• [Exercise aim] Tally the lines containing the word "direktiv" and give the total alone.

-- start of Material to process --

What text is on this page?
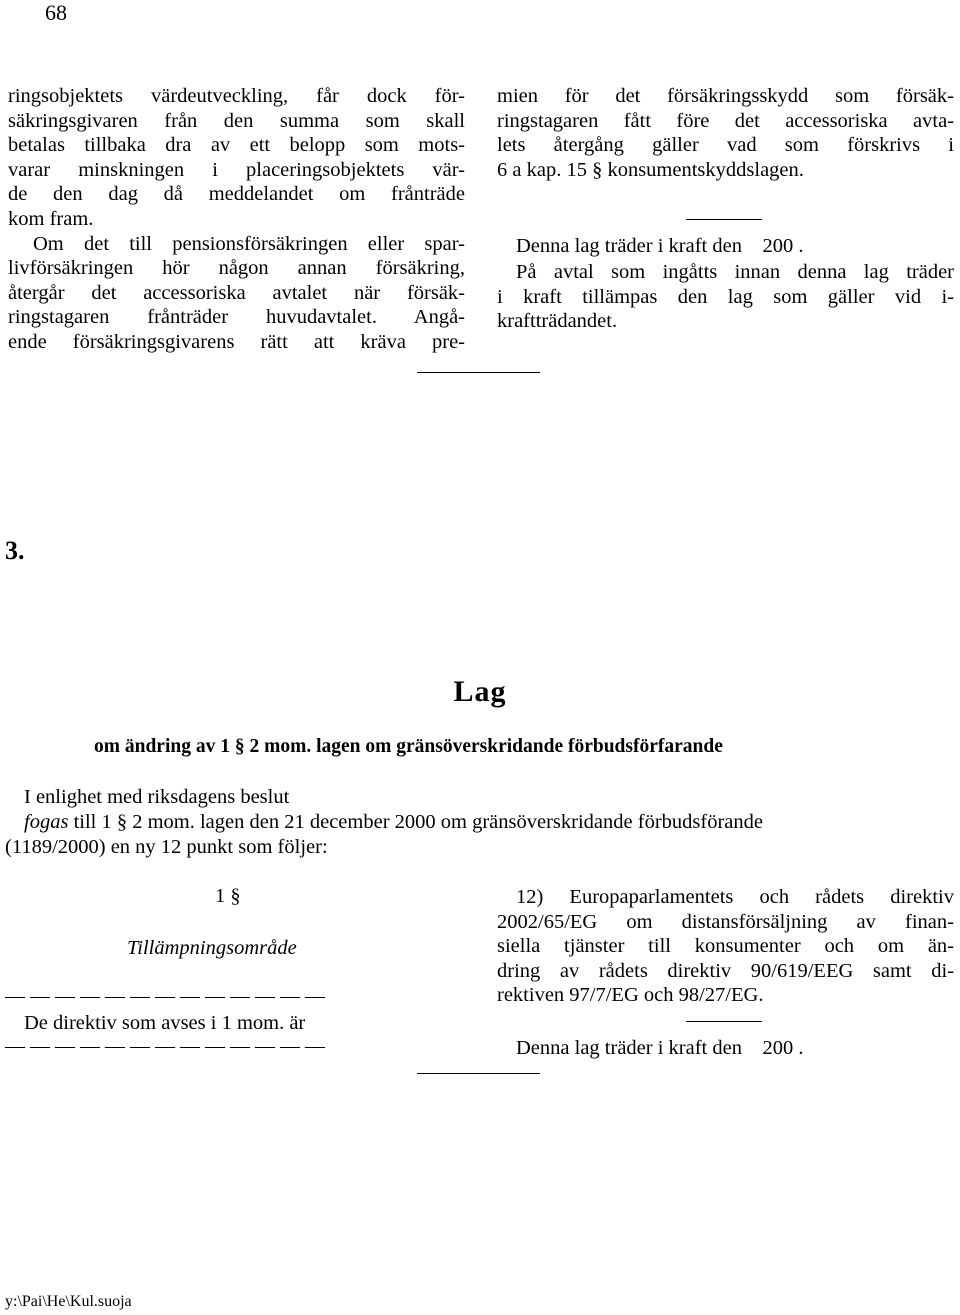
68
ringsobjektets värdeutveckling, får dock för-
säkringsgivaren från den summa som skall
betalas tillbaka dra av ett belopp som mots-
varar minskningen i placeringsobjektets vär-
de den dag då meddelandet om frånträde
kom fram.
Om det till pensionsförsäkringen eller spar-
livförsäkringen hör någon annan försäkring,
återgår det accessoriska avtalet när försäk-
ringstagaren frånträder huvudavtalet. Angå-
ende försäkringsgivarens rätt att kräva pre-
mien för det försäkringsskydd som försäk-
ringstagaren fått före det accessoriska avta-
lets återgång gäller vad som förskrivs i
6 a kap. 15 § konsumentskyddslagen.
Denna lag träder i kraft den    200 .
På avtal som ingåtts innan denna lag träder
i kraft tillämpas den lag som gäller vid i-
kraftträdandet.
3.
Lag
om ändring av 1 § 2 mom. lagen om gränsöverskridande förbudsförfarande
I enlighet med riksdagens beslut
fogas till 1 § 2 mom. lagen den 21 december 2000 om gränsöverskridande förbudsförande
(1189/2000) en ny 12 punkt som följer:
1 §
Tillämpningsområde
— — — — — — — — — — — — —
De direktiv som avses i 1 mom. är
— — — — — — — — — — — — —
12) Europaparlamentets och rådets direktiv
2002/65/EG om distansförsäljning av finan-
siella tjänster till konsumenter och om än-
dring av rådets direktiv 90/619/EEG samt di-
rektiven 97/7/EG och 98/27/EG.
Denna lag träder i kraft den    200 .
y:\Pai\He\Kul.suoja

-- end of Material to process --

• [Response below] 3